• **Excerpted records**
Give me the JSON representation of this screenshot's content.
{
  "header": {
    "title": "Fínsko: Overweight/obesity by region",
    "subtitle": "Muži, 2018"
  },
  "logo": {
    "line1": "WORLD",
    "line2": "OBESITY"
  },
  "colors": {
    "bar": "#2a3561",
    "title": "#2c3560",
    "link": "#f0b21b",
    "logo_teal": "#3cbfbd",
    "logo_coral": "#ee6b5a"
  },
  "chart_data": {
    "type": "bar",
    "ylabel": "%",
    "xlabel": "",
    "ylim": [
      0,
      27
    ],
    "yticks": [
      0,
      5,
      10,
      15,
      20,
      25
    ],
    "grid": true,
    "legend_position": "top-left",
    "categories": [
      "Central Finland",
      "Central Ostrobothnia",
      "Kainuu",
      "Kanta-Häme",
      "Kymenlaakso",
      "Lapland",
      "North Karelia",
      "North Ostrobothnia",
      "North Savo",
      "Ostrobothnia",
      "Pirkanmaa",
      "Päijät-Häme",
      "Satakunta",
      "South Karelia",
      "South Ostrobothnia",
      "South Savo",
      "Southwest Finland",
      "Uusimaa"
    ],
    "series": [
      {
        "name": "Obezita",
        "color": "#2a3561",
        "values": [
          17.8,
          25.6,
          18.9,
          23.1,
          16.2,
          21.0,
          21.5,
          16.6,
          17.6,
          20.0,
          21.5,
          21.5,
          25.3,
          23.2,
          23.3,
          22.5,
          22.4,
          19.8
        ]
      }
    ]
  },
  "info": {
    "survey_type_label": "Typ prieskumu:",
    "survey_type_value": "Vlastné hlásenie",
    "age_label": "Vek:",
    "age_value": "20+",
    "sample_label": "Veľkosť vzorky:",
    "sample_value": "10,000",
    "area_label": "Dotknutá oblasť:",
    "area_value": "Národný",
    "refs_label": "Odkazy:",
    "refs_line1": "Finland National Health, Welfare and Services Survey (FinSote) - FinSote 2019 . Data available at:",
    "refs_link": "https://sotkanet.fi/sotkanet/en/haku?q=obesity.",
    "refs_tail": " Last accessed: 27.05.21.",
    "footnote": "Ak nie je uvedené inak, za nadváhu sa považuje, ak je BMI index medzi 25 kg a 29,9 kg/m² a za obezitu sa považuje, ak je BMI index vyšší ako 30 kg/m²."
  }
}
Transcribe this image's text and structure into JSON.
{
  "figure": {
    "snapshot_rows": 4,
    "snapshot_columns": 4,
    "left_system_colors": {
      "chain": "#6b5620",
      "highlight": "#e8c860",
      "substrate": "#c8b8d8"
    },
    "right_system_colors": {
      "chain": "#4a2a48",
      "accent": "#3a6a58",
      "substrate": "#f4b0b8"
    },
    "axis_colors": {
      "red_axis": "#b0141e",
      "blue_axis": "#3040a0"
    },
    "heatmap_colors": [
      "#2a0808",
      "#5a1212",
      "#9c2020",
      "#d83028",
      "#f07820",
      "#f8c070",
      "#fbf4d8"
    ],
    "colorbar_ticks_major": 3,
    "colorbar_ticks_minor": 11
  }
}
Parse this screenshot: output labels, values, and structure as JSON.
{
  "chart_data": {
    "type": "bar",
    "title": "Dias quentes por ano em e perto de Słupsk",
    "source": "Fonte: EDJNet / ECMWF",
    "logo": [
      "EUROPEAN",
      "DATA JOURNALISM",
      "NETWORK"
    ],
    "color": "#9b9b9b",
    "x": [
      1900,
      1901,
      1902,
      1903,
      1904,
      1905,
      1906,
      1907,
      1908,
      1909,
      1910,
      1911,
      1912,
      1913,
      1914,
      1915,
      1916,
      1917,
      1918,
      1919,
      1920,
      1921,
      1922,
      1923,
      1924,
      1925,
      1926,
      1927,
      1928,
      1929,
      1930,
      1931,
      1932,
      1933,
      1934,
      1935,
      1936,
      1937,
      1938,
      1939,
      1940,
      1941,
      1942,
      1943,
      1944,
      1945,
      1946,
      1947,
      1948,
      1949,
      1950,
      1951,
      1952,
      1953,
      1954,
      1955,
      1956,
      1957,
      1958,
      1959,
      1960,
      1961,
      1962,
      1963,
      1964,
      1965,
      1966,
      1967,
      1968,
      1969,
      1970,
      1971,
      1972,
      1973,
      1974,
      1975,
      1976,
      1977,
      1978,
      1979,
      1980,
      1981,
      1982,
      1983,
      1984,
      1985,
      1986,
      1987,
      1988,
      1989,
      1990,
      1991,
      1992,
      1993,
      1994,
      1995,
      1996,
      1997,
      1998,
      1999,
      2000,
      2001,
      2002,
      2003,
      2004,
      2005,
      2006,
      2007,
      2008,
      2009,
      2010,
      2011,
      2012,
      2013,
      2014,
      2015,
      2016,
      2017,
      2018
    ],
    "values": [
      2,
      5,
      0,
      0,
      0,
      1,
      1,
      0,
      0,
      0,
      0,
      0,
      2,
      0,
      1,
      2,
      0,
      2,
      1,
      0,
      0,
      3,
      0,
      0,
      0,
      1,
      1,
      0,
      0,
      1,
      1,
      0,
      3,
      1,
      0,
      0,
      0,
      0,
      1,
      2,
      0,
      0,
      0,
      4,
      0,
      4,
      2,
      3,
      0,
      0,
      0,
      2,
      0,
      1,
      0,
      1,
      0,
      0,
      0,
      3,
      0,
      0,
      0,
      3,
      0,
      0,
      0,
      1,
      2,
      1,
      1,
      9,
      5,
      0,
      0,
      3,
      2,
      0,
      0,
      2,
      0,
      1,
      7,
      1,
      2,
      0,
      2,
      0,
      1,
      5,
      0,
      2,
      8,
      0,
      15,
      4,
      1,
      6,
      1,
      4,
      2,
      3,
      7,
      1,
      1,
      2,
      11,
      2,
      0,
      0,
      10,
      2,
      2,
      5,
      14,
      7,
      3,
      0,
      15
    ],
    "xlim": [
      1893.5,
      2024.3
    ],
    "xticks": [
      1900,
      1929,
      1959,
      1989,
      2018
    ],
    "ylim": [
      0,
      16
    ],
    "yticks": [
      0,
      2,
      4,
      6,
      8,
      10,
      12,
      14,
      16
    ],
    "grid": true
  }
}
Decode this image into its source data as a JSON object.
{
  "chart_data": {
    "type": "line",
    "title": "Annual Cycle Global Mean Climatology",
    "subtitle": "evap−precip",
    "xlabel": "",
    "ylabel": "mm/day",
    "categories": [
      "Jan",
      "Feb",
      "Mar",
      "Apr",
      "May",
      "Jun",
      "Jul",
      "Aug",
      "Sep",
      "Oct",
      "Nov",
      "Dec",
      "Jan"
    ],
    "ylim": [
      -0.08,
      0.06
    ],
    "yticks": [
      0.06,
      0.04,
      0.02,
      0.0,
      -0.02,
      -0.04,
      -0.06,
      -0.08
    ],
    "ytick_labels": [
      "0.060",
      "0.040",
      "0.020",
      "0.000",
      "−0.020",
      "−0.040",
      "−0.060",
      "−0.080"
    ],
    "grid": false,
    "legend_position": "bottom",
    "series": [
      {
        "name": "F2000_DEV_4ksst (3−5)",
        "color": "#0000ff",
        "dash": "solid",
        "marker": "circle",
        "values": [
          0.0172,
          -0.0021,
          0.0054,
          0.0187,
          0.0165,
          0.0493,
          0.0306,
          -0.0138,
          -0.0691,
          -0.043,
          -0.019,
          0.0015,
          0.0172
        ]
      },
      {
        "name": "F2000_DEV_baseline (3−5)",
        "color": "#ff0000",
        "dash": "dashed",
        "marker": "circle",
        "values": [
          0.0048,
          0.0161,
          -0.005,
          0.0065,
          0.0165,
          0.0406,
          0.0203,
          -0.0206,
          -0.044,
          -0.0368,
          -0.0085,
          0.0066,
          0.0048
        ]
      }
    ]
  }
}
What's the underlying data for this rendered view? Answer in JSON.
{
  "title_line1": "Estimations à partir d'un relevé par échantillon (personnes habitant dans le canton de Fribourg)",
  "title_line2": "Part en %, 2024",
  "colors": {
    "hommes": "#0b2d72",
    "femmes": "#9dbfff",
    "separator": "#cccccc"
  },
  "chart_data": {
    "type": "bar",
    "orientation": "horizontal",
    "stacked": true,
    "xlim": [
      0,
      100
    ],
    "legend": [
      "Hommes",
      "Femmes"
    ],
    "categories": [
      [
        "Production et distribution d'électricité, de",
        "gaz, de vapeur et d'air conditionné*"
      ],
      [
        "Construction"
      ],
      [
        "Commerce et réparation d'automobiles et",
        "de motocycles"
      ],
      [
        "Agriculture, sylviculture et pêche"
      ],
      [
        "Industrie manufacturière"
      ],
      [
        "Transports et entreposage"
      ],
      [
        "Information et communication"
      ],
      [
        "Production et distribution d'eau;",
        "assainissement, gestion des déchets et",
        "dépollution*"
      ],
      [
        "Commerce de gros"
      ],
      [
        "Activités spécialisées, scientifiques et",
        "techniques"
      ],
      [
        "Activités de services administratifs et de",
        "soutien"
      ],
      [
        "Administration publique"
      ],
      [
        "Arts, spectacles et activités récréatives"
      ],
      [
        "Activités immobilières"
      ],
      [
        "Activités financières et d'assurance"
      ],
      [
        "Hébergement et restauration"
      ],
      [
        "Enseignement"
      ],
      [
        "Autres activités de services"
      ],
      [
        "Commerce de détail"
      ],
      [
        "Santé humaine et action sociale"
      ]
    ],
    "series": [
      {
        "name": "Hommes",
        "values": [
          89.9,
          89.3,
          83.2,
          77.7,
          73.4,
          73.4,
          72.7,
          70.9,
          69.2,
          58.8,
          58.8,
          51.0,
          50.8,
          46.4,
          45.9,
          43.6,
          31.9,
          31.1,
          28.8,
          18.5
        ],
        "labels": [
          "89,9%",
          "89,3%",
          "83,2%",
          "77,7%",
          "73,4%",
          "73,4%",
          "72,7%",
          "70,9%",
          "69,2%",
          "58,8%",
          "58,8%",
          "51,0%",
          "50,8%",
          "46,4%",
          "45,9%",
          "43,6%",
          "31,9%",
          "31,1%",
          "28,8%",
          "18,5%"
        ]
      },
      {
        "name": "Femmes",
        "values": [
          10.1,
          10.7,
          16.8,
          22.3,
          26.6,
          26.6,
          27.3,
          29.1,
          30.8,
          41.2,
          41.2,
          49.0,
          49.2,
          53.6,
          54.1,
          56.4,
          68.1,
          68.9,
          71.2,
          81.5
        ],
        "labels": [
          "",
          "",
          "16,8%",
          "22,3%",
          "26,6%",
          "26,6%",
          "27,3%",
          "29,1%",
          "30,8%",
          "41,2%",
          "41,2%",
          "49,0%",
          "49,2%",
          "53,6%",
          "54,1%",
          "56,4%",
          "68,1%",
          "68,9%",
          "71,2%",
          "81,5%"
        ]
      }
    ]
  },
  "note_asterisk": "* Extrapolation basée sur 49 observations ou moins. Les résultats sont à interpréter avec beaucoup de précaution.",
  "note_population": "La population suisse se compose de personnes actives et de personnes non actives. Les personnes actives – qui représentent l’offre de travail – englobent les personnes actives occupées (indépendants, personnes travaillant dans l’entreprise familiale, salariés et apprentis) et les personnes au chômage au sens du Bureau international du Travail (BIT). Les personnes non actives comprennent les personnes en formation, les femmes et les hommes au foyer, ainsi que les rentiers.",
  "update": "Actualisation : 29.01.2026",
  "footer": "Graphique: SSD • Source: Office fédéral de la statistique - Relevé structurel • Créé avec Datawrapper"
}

• **What you will do**
Search the data above for the word "distribution", then gather each line in which it appears.

• **Exercise answer**
        "Production et distribution d'électricité, de",
        "Production et distribution d'eau;",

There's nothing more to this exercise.